- **What to do**
Repeat exactly each line of the data provided below.

- **Excerpted data**
++++++

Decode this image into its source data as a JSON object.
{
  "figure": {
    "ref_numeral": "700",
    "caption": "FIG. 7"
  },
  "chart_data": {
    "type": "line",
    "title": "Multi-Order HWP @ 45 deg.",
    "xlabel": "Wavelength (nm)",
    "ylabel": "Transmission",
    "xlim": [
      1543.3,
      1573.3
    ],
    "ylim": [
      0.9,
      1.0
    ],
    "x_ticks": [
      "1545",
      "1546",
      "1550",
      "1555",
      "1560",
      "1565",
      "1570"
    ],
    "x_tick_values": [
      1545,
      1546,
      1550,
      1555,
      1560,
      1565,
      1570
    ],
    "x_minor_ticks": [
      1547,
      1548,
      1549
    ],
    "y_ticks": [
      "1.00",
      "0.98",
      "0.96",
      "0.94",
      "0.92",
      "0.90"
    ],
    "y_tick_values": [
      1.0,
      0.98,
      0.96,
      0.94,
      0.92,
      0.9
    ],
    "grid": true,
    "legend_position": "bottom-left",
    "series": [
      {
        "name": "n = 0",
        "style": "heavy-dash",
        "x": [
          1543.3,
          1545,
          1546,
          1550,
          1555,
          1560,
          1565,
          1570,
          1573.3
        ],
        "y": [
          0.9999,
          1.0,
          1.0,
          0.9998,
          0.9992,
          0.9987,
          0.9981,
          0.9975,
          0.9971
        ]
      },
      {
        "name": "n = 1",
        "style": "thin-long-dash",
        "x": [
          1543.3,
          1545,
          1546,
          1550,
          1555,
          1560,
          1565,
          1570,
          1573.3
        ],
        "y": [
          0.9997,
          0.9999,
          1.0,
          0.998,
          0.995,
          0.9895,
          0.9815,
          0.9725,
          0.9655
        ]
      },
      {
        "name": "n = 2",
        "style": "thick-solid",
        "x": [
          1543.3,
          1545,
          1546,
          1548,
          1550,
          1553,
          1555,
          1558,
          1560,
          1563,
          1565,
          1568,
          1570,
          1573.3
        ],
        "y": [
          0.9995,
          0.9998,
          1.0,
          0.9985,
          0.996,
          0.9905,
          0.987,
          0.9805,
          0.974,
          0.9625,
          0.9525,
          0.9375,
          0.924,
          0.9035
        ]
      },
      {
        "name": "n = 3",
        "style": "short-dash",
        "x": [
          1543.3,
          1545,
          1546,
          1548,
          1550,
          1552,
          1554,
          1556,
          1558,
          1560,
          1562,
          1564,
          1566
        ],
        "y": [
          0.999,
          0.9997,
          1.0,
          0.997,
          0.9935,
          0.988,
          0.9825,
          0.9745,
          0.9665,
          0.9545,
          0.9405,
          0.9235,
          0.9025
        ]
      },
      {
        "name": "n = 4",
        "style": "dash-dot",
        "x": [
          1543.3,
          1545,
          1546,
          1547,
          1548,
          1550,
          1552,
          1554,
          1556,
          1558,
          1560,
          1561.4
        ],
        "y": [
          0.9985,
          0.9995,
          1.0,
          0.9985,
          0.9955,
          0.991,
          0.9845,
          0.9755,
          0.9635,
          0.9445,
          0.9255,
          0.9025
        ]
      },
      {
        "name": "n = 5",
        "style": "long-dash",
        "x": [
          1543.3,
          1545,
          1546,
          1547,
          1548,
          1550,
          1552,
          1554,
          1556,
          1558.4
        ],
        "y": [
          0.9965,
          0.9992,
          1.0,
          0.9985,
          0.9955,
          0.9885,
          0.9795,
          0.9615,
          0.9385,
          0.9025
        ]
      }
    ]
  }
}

++++++

- **Output for this task**
Decode this image into its source data as a JSON object.
{
  "figure": {
    "ref_numeral": "700",
    "caption": "FIG. 7"
  },
  "chart_data": {
    "type": "line",
    "title": "Multi-Order HWP @ 45 deg.",
    "xlabel": "Wavelength (nm)",
    "ylabel": "Transmission",
    "xlim": [
      1543.3,
      1573.3
    ],
    "ylim": [
      0.9,
      1.0
    ],
    "x_ticks": [
      "1545",
      "1546",
      "1550",
      "1555",
      "1560",
      "1565",
      "1570"
    ],
    "x_tick_values": [
      1545,
      1546,
      1550,
      1555,
      1560,
      1565,
      1570
    ],
    "x_minor_ticks": [
      1547,
      1548,
      1549
    ],
    "y_ticks": [
      "1.00",
      "0.98",
      "0.96",
      "0.94",
      "0.92",
      "0.90"
    ],
    "y_tick_values": [
      1.0,
      0.98,
      0.96,
      0.94,
      0.92,
      0.9
    ],
    "grid": true,
    "legend_position": "bottom-left",
    "series": [
      {
        "name": "n = 0",
        "style": "heavy-dash",
        "x": [
          1543.3,
          1545,
          1546,
          1550,
          1555,
          1560,
          1565,
          1570,
          1573.3
        ],
        "y": [
          0.9999,
          1.0,
          1.0,
          0.9998,
          0.9992,
          0.9987,
          0.9981,
          0.9975,
          0.9971
        ]
      },
      {
        "name": "n = 1",
        "style": "thin-long-dash",
        "x": [
          1543.3,
          1545,
          1546,
          1550,
          1555,
          1560,
          1565,
          1570,
          1573.3
        ],
        "y": [
          0.9997,
          0.9999,
          1.0,
          0.998,
          0.995,
          0.9895,
          0.9815,
          0.9725,
          0.9655
        ]
      },
      {
        "name": "n = 2",
        "style": "thick-solid",
        "x": [
          1543.3,
          1545,
          1546,
          1548,
          1550,
          1553,
          1555,
          1558,
          1560,
          1563,
          1565,
          1568,
          1570,
          1573.3
        ],
        "y": [
          0.9995,
          0.9998,
          1.0,
          0.9985,
          0.996,
          0.9905,
          0.987,
          0.9805,
          0.974,
          0.9625,
          0.9525,
          0.9375,
          0.924,
          0.9035
        ]
      },
      {
        "name": "n = 3",
        "style": "short-dash",
        "x": [
          1543.3,
          1545,
          1546,
          1548,
          1550,
          1552,
          1554,
          1556,
          1558,
          1560,
          1562,
          1564,
          1566
        ],
        "y": [
          0.999,
          0.9997,
          1.0,
          0.997,
          0.9935,
          0.988,
          0.9825,
          0.9745,
          0.9665,
          0.9545,
          0.9405,
          0.9235,
          0.9025
        ]
      },
      {
        "name": "n = 4",
        "style": "dash-dot",
        "x": [
          1543.3,
          1545,
          1546,
          1547,
          1548,
          1550,
          1552,
          1554,
          1556,
          1558,
          1560,
          1561.4
        ],
        "y": [
          0.9985,
          0.9995,
          1.0,
          0.9985,
          0.9955,
          0.991,
          0.9845,
          0.9755,
          0.9635,
          0.9445,
          0.9255,
          0.9025
        ]
      },
      {
        "name": "n = 5",
        "style": "long-dash",
        "x": [
          1543.3,
          1545,
          1546,
          1547,
          1548,
          1550,
          1552,
          1554,
          1556,
          1558.4
        ],
        "y": [
          0.9965,
          0.9992,
          1.0,
          0.9985,
          0.9955,
          0.9885,
          0.9795,
          0.9615,
          0.9385,
          0.9025
        ]
      }
    ]
  }
}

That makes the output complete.